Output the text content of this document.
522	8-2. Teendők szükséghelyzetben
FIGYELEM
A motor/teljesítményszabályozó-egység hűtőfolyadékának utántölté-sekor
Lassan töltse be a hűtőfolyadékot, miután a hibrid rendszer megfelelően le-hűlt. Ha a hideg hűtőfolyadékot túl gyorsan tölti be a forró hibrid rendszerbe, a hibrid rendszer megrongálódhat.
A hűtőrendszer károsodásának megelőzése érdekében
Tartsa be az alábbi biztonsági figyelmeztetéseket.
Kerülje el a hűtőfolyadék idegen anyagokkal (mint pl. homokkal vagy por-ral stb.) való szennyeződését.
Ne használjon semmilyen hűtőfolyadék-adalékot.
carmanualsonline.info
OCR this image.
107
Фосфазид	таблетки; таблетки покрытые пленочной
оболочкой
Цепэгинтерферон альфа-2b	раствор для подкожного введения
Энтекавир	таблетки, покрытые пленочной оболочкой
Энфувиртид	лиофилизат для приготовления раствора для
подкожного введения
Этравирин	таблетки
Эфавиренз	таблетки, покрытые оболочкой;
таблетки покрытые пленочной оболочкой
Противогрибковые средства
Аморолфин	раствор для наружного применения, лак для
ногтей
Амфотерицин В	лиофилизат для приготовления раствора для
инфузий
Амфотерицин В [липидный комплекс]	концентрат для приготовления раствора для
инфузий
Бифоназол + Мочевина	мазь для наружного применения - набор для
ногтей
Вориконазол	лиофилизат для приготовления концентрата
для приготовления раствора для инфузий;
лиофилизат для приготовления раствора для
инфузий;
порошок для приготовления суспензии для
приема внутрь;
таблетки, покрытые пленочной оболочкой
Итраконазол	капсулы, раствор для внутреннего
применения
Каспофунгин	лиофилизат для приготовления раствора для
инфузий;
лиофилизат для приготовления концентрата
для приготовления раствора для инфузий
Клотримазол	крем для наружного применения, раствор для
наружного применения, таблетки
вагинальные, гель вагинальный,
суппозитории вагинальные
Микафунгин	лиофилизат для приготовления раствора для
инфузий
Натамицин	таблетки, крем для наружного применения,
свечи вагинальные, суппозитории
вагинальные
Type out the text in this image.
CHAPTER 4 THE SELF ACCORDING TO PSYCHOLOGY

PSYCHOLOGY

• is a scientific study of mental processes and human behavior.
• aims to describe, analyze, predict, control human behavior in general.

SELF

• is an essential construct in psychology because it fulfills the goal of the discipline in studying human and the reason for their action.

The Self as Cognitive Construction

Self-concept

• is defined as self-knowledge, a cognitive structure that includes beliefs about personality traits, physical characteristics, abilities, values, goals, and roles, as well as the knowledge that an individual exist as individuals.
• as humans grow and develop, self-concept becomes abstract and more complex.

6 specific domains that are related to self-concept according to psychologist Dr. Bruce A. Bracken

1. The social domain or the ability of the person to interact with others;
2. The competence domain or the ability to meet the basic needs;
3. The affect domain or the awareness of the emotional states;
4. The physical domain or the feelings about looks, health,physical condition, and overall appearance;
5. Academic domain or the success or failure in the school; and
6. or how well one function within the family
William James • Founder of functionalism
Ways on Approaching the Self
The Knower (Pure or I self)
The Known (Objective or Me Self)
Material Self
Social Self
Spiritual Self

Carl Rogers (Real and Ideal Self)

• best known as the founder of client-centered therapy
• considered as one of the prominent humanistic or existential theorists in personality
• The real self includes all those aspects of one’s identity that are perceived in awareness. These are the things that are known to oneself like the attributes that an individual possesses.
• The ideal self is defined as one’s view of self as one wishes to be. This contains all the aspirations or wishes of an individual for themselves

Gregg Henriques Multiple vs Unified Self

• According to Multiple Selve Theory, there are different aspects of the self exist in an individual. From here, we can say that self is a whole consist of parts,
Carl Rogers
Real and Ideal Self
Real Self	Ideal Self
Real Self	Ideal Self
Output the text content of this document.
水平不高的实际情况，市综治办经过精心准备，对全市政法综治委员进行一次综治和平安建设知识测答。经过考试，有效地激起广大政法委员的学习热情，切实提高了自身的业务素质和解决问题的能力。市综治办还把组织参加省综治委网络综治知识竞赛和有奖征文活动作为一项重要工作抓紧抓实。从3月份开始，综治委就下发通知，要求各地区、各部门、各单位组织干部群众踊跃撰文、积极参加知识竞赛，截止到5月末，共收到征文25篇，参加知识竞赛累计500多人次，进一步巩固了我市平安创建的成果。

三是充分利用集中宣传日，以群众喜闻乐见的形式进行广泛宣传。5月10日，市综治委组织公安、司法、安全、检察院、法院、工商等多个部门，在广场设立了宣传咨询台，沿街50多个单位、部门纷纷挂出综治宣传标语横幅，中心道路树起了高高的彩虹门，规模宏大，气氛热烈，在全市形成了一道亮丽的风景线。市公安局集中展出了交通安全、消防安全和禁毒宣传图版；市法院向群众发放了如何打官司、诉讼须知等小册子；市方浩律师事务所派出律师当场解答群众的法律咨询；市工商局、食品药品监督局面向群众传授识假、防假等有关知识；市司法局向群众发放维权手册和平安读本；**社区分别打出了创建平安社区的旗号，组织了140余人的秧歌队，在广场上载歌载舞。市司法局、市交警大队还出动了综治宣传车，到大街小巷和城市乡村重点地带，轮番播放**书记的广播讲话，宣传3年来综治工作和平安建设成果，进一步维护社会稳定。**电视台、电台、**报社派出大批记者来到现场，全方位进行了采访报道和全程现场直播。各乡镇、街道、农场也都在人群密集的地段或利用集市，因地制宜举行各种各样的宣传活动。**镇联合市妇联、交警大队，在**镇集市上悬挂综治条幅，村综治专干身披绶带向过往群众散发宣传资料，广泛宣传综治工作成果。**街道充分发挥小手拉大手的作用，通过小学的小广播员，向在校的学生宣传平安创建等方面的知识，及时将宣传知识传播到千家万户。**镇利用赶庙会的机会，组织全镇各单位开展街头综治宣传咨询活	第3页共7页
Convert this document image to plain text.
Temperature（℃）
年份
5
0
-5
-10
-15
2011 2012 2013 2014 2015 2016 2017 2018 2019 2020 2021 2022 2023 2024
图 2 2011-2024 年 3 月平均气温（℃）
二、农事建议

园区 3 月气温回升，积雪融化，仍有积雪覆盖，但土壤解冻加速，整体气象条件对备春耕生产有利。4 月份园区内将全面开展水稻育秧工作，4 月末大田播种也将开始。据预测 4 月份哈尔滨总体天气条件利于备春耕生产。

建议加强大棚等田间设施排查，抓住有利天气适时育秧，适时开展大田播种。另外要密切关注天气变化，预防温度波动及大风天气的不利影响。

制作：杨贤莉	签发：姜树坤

——

- TASK PROMPT -
Go through the data and return every record exactly.

- ANSWER TO THIS PROBLEM -
Output the text content of this document.
522	8-2. Teendők szükséghelyzetben
FIGYELEM
A motor/teljesítményszabályozó-egység hűtőfolyadékának utántölté-sekor
Lassan töltse be a hűtőfolyadékot, miután a hibrid rendszer megfelelően le-hűlt. Ha a hideg hűtőfolyadékot túl gyorsan tölti be a forró hibrid rendszerbe, a hibrid rendszer megrongálódhat.
A hűtőrendszer károsodásának megelőzése érdekében
Tartsa be az alábbi biztonsági figyelmeztetéseket.
Kerülje el a hűtőfolyadék idegen anyagokkal (mint pl. homokkal vagy por-ral stb.) való szennyeződését.
Ne használjon semmilyen hűtőfolyadék-adalékot.
carmanualsonline.info
OCR this image.
107
Фосфазид	таблетки; таблетки покрытые пленочной
оболочкой
Цепэгинтерферон альфа-2b	раствор для подкожного введения
Энтекавир	таблетки, покрытые пленочной оболочкой
Энфувиртид	лиофилизат для приготовления раствора для
подкожного введения
Этравирин	таблетки
Эфавиренз	таблетки, покрытые оболочкой;
таблетки покрытые пленочной оболочкой
Противогрибковые средства
Аморолфин	раствор для наружного применения, лак для
ногтей
Амфотерицин В	лиофилизат для приготовления раствора для
инфузий
Амфотерицин В [липидный комплекс]	концентрат для приготовления раствора для
инфузий
Бифоназол + Мочевина	мазь для наружного применения - набор для
ногтей
Вориконазол	лиофилизат для приготовления концентрата
для приготовления раствора для инфузий;
лиофилизат для приготовления раствора для
инфузий;
порошок для приготовления суспензии для
приема внутрь;
таблетки, покрытые пленочной оболочкой
Итраконазол	капсулы, раствор для внутреннего
применения
Каспофунгин	лиофилизат для приготовления раствора для
инфузий;
лиофилизат для приготовления концентрата
для приготовления раствора для инфузий
Клотримазол	крем для наружного применения, раствор для
наружного применения, таблетки
вагинальные, гель вагинальный,
суппозитории вагинальные
Микафунгин	лиофилизат для приготовления раствора для
инфузий
Натамицин	таблетки, крем для наружного применения,
свечи вагинальные, суппозитории
вагинальные
Type out the text in this image.
CHAPTER 4 THE SELF ACCORDING TO PSYCHOLOGY

PSYCHOLOGY

• is a scientific study of mental processes and human behavior.
• aims to describe, analyze, predict, control human behavior in general.

SELF

• is an essential construct in psychology because it fulfills the goal of the discipline in studying human and the reason for their action.

The Self as Cognitive Construction

Self-concept

• is defined as self-knowledge, a cognitive structure that includes beliefs about personality traits, physical characteristics, abilities, values, goals, and roles, as well as the knowledge that an individual exist as individuals.
• as humans grow and develop, self-concept becomes abstract and more complex.

6 specific domains that are related to self-concept according to psychologist Dr. Bruce A. Bracken

1. The social domain or the ability of the person to interact with others;
2. The competence domain or the ability to meet the basic needs;
3. The affect domain or the awareness of the emotional states;
4. The physical domain or the feelings about looks, health,physical condition, and overall appearance;
5. Academic domain or the success or failure in the school; and
6. or how well one function within the family
William James • Founder of functionalism
Ways on Approaching the Self
The Knower (Pure or I self)
The Known (Objective or Me Self)
Material Self
Social Self
Spiritual Self

Carl Rogers (Real and Ideal Self)

• best known as the founder of client-centered therapy
• considered as one of the prominent humanistic or existential theorists in personality
• The real self includes all those aspects of one’s identity that are perceived in awareness. These are the things that are known to oneself like the attributes that an individual possesses.
• The ideal self is defined as one’s view of self as one wishes to be. This contains all the aspirations or wishes of an individual for themselves

Gregg Henriques Multiple vs Unified Self

• According to Multiple Selve Theory, there are different aspects of the self exist in an individual. From here, we can say that self is a whole consist of parts,
Carl Rogers
Real and Ideal Self
Real Self	Ideal Self
Real Self	Ideal Self
Output the text content of this document.
水平不高的实际情况，市综治办经过精心准备，对全市政法综治委员进行一次综治和平安建设知识测答。经过考试，有效地激起广大政法委员的学习热情，切实提高了自身的业务素质和解决问题的能力。市综治办还把组织参加省综治委网络综治知识竞赛和有奖征文活动作为一项重要工作抓紧抓实。从3月份开始，综治委就下发通知，要求各地区、各部门、各单位组织干部群众踊跃撰文、积极参加知识竞赛，截止到5月末，共收到征文25篇，参加知识竞赛累计500多人次，进一步巩固了我市平安创建的成果。

三是充分利用集中宣传日，以群众喜闻乐见的形式进行广泛宣传。5月10日，市综治委组织公安、司法、安全、检察院、法院、工商等多个部门，在广场设立了宣传咨询台，沿街50多个单位、部门纷纷挂出综治宣传标语横幅，中心道路树起了高高的彩虹门，规模宏大，气氛热烈，在全市形成了一道亮丽的风景线。市公安局集中展出了交通安全、消防安全和禁毒宣传图版；市法院向群众发放了如何打官司、诉讼须知等小册子；市方浩律师事务所派出律师当场解答群众的法律咨询；市工商局、食品药品监督局面向群众传授识假、防假等有关知识；市司法局向群众发放维权手册和平安读本；**社区分别打出了创建平安社区的旗号，组织了140余人的秧歌队，在广场上载歌载舞。市司法局、市交警大队还出动了综治宣传车，到大街小巷和城市乡村重点地带，轮番播放**书记的广播讲话，宣传3年来综治工作和平安建设成果，进一步维护社会稳定。**电视台、电台、**报社派出大批记者来到现场，全方位进行了采访报道和全程现场直播。各乡镇、街道、农场也都在人群密集的地段或利用集市，因地制宜举行各种各样的宣传活动。**镇联合市妇联、交警大队，在**镇集市上悬挂综治条幅，村综治专干身披绶带向过往群众散发宣传资料，广泛宣传综治工作成果。**街道充分发挥小手拉大手的作用，通过小学的小广播员，向在校的学生宣传平安创建等方面的知识，及时将宣传知识传播到千家万户。**镇利用赶庙会的机会，组织全镇各单位开展街头综治宣传咨询活	第3页共7页
Convert this document image to plain text.
Temperature（℃）
年份
5
0
-5
-10
-15
2011 2012 2013 2014 2015 2016 2017 2018 2019 2020 2021 2022 2023 2024
图 2 2011-2024 年 3 月平均气温（℃）
二、农事建议

园区 3 月气温回升，积雪融化，仍有积雪覆盖，但土壤解冻加速，整体气象条件对备春耕生产有利。4 月份园区内将全面开展水稻育秧工作，4 月末大田播种也将开始。据预测 4 月份哈尔滨总体天气条件利于备春耕生产。

建议加强大棚等田间设施排查，抓住有利天气适时育秧，适时开展大田播种。另外要密切关注天气变化，预防温度波动及大风天气的不利影响。

制作：杨贤莉	签发：姜树坤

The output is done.